### [WHAT YOU NEED TO DO]
Identify and pull out each line of the entries in which "structured" occurs.

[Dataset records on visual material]
↓↓↓
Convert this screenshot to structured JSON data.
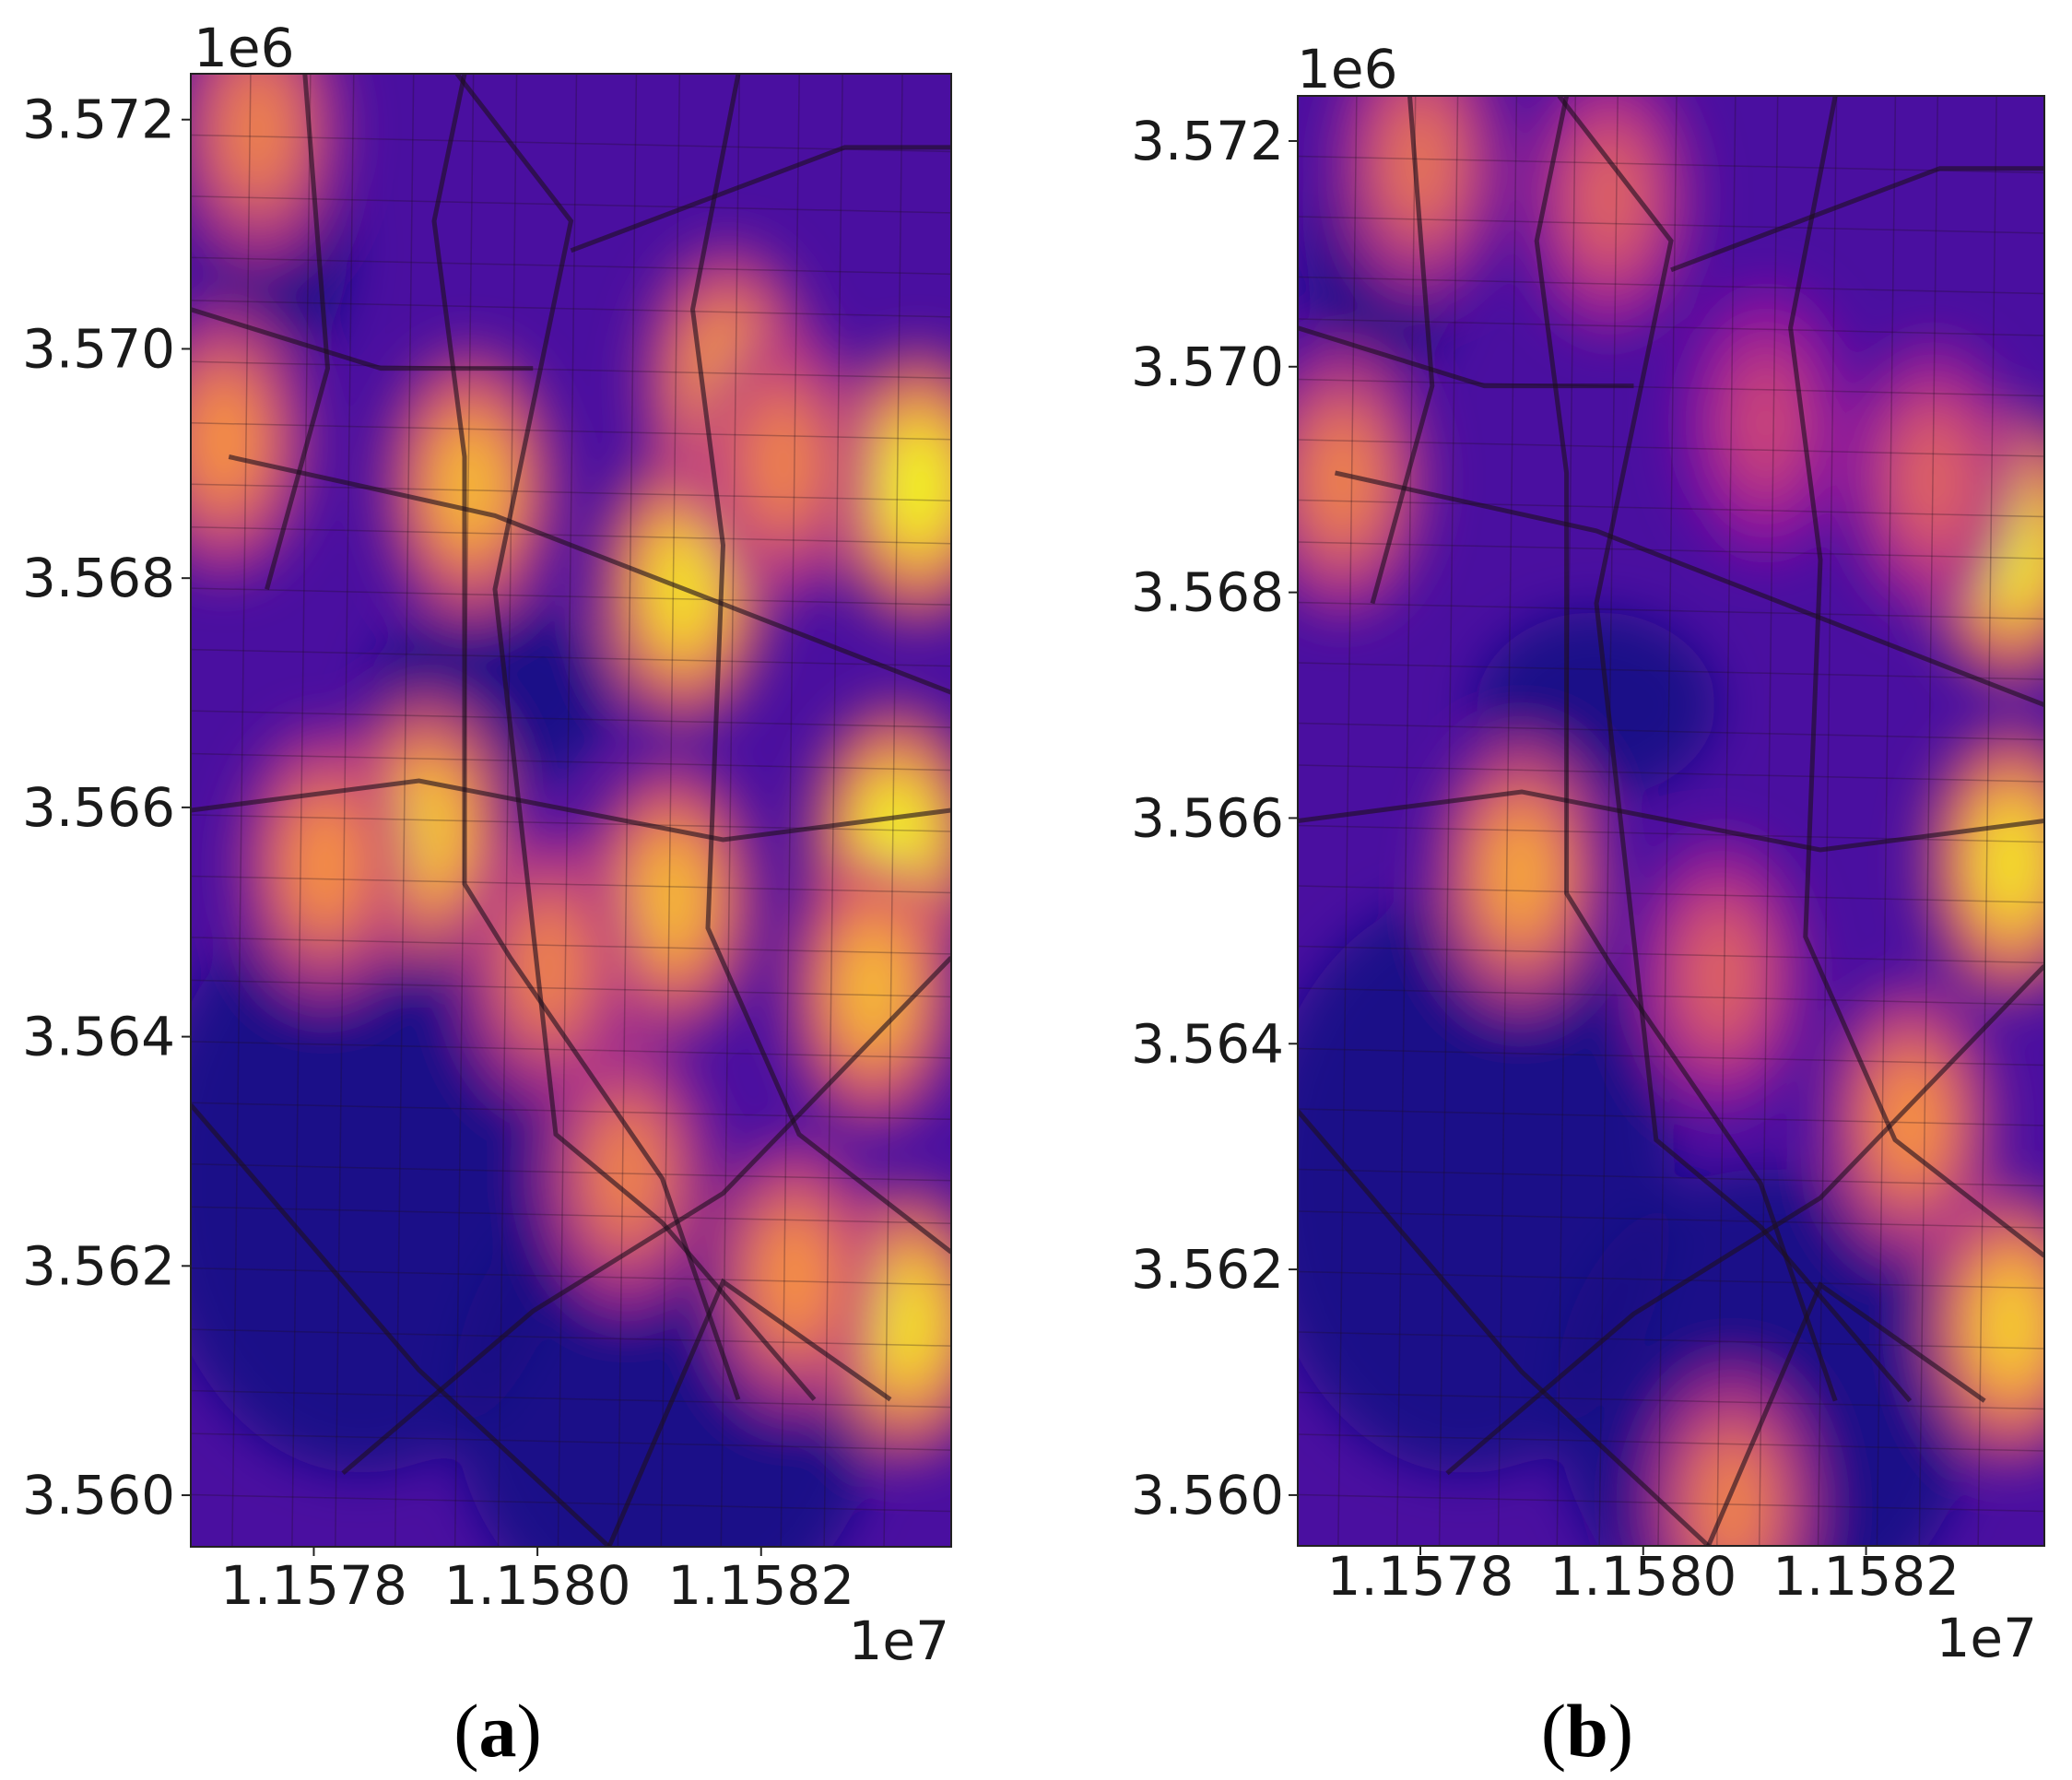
{
  "chart_data": [
    {
      "type": "heatmap",
      "panel_label": "(a)",
      "panel_letter": "a",
      "colormap": "plasma",
      "background": "street map",
      "x_ticks": [
        "1.1578",
        "1.1580",
        "1.1582"
      ],
      "x_tick_values": [
        1.1578,
        1.158,
        1.1582
      ],
      "x_offset": "1e7",
      "y_ticks": [
        "3.572",
        "3.570",
        "3.568",
        "3.566",
        "3.564",
        "3.562",
        "3.560"
      ],
      "y_tick_values": [
        3.572,
        3.57,
        3.568,
        3.566,
        3.564,
        3.562,
        3.56
      ],
      "y_offset": "1e6",
      "xlim": [
        1.15769,
        1.15837
      ],
      "ylim": [
        3.55955,
        3.5724
      ],
      "hotspots": [
        {
          "x": 1.15834,
          "y": 3.5688,
          "intensity": 1.0
        },
        {
          "x": 1.15832,
          "y": 3.5657,
          "intensity": 1.0
        },
        {
          "x": 1.15813,
          "y": 3.5679,
          "intensity": 0.95
        },
        {
          "x": 1.15833,
          "y": 3.5615,
          "intensity": 0.95
        },
        {
          "x": 1.1579,
          "y": 3.5658,
          "intensity": 0.9
        },
        {
          "x": 1.15794,
          "y": 3.5688,
          "intensity": 0.85
        },
        {
          "x": 1.15812,
          "y": 3.5652,
          "intensity": 0.85
        },
        {
          "x": 1.15817,
          "y": 3.5697,
          "intensity": 0.8
        },
        {
          "x": 1.1583,
          "y": 3.5644,
          "intensity": 0.85
        },
        {
          "x": 1.15772,
          "y": 3.5692,
          "intensity": 0.75
        },
        {
          "x": 1.15775,
          "y": 3.5719,
          "intensity": 0.7
        },
        {
          "x": 1.15781,
          "y": 3.5655,
          "intensity": 0.75
        },
        {
          "x": 1.15808,
          "y": 3.5628,
          "intensity": 0.7
        },
        {
          "x": 1.15823,
          "y": 3.5619,
          "intensity": 0.75
        },
        {
          "x": 1.15801,
          "y": 3.5646,
          "intensity": 0.7
        },
        {
          "x": 1.15822,
          "y": 3.569,
          "intensity": 0.7
        }
      ]
    },
    {
      "type": "heatmap",
      "panel_label": "(b)",
      "panel_letter": "b",
      "colormap": "plasma",
      "background": "street map",
      "x_ticks": [
        "1.1578",
        "1.1580",
        "1.1582"
      ],
      "x_tick_values": [
        1.1578,
        1.158,
        1.1582
      ],
      "x_offset": "1e7",
      "y_ticks": [
        "3.572",
        "3.570",
        "3.568",
        "3.566",
        "3.564",
        "3.562",
        "3.560"
      ],
      "y_tick_values": [
        3.572,
        3.57,
        3.568,
        3.566,
        3.564,
        3.562,
        3.56
      ],
      "y_offset": "1e6",
      "xlim": [
        1.15769,
        1.15836
      ],
      "ylim": [
        3.55955,
        3.5724
      ],
      "hotspots": [
        {
          "x": 1.15833,
          "y": 3.5684,
          "intensity": 1.0
        },
        {
          "x": 1.15833,
          "y": 3.5656,
          "intensity": 0.95
        },
        {
          "x": 1.15833,
          "y": 3.5615,
          "intensity": 0.9
        },
        {
          "x": 1.15789,
          "y": 3.5655,
          "intensity": 0.8
        },
        {
          "x": 1.15773,
          "y": 3.569,
          "intensity": 0.7
        },
        {
          "x": 1.1578,
          "y": 3.5718,
          "intensity": 0.65
        },
        {
          "x": 1.15797,
          "y": 3.5715,
          "intensity": 0.6
        },
        {
          "x": 1.15824,
          "y": 3.5633,
          "intensity": 0.75
        },
        {
          "x": 1.15807,
          "y": 3.5646,
          "intensity": 0.6
        },
        {
          "x": 1.15826,
          "y": 3.569,
          "intensity": 0.6
        },
        {
          "x": 1.15811,
          "y": 3.5695,
          "intensity": 0.5
        },
        {
          "x": 1.15808,
          "y": 3.5599,
          "intensity": 0.7
        }
      ]
    }
  ]
}
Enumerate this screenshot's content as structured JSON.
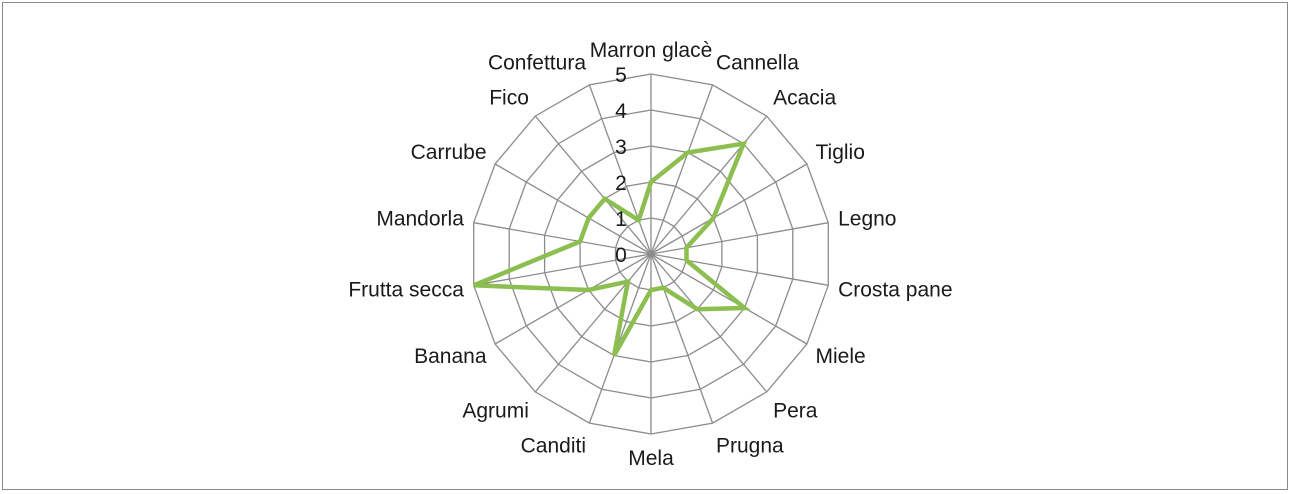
{
  "chart_data": {
    "type": "radar",
    "categories": [
      "Marron glacè",
      "Cannella",
      "Acacia",
      "Tiglio",
      "Legno",
      "Crosta pane",
      "Miele",
      "Pera",
      "Prugna",
      "Mela",
      "Canditi",
      "Agrumi",
      "Banana",
      "Frutta secca",
      "Mandorla",
      "Carrube",
      "Fico",
      "Confettura"
    ],
    "ticks": [
      "0",
      "1",
      "2",
      "3",
      "4",
      "5"
    ],
    "rlim": [
      0,
      5
    ],
    "series": [
      {
        "values": [
          2,
          3,
          4,
          2,
          1,
          1,
          3,
          2,
          1,
          1,
          3,
          1,
          2,
          5,
          2,
          2,
          2,
          1
        ],
        "color": "#8cbe50"
      }
    ],
    "grid": true,
    "grid_color": "#8c8c8c",
    "legend": "none"
  }
}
↑↑↑
### [ANSWER BELOW]
Convert this screenshot to structured JSON data.
Enumerate this screenshot's content as structured JSON.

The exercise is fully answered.